======== Provided data
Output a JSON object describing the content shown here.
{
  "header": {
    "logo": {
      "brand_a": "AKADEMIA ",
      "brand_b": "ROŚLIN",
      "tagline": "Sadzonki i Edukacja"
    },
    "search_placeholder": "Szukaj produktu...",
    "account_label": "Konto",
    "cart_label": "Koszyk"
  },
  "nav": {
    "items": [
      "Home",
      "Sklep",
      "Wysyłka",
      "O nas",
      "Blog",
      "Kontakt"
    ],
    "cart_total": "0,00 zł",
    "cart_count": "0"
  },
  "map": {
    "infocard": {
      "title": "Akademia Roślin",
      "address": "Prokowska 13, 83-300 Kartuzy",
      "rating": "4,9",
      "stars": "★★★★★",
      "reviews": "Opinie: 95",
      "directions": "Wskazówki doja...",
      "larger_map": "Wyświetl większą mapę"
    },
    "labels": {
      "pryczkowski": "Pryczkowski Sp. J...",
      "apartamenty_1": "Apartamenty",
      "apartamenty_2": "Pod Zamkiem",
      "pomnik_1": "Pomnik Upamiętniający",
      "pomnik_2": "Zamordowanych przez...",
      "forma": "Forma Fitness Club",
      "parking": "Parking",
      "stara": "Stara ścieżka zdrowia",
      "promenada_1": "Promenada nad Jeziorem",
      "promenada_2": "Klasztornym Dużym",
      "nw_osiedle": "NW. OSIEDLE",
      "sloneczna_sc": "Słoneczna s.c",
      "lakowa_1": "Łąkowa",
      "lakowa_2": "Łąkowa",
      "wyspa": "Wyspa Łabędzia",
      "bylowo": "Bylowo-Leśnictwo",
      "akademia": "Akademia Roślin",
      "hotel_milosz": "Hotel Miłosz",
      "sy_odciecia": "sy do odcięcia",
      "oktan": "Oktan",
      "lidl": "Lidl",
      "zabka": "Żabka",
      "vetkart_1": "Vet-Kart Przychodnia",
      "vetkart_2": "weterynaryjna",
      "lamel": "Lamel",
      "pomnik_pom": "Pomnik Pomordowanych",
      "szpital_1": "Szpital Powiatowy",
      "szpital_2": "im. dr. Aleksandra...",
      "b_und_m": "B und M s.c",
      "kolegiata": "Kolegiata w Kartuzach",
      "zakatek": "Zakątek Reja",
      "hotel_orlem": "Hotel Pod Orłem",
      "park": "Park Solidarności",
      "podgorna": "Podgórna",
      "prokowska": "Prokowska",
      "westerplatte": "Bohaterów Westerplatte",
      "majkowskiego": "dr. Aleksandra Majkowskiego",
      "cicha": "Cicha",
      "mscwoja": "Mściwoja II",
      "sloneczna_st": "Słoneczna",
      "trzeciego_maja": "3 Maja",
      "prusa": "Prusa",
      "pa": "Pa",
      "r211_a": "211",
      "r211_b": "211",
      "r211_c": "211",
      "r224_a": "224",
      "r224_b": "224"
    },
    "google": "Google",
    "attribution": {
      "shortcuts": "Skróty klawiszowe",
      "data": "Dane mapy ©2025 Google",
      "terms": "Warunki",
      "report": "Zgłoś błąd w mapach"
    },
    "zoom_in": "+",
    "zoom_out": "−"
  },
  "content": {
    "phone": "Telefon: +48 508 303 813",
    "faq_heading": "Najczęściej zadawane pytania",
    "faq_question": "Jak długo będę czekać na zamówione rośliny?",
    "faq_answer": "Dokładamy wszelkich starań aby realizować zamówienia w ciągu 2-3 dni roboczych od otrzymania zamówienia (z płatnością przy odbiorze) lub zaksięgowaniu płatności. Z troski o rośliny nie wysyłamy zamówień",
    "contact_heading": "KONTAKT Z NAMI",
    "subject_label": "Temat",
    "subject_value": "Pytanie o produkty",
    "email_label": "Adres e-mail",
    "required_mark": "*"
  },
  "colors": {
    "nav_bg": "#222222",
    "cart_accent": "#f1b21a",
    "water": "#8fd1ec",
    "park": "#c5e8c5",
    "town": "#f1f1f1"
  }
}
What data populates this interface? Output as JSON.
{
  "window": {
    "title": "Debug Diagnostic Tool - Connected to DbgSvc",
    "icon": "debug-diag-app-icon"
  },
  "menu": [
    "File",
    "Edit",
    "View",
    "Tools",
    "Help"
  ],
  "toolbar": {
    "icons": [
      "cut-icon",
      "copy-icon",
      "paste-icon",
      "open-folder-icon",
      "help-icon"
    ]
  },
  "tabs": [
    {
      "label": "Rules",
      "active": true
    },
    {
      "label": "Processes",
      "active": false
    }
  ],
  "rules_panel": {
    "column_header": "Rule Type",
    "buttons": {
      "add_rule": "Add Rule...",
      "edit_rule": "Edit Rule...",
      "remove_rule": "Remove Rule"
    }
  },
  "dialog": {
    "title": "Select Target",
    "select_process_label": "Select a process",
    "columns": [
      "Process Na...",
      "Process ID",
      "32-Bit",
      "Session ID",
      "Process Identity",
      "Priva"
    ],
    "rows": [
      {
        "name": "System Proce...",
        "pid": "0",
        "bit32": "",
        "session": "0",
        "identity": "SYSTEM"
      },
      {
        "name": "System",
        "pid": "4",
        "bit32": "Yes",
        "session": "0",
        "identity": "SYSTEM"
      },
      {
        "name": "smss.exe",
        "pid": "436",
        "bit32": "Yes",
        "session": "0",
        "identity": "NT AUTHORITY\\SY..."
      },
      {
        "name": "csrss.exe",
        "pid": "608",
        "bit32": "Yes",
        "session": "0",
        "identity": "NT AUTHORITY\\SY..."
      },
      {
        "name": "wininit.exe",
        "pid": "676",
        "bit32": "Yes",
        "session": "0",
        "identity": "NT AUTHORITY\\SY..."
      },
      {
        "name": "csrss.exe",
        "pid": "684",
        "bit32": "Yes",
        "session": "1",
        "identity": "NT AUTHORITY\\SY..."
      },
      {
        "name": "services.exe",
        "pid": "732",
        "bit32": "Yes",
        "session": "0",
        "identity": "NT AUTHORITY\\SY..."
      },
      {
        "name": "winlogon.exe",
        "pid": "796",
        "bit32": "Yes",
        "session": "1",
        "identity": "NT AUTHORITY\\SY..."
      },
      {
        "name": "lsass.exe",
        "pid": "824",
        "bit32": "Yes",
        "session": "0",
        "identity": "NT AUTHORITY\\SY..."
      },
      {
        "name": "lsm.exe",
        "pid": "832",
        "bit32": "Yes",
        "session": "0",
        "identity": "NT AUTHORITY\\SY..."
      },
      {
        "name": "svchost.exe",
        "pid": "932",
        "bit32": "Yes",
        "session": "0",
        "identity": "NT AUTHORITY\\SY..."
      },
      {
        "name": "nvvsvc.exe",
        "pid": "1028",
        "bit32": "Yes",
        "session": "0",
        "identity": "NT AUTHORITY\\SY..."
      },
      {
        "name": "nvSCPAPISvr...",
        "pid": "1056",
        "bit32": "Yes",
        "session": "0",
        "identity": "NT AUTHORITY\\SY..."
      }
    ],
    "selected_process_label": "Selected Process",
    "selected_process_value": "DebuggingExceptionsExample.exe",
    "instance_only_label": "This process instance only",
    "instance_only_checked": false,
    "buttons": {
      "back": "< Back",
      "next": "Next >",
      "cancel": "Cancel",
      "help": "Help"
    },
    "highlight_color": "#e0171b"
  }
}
================
To be done =
Copy out every line from the records that has the word "Hotel".

Response to this task =
      "hotel_milosz": "Hotel Miłosz",
      "hotel_orlem": "Hotel Pod Orłem",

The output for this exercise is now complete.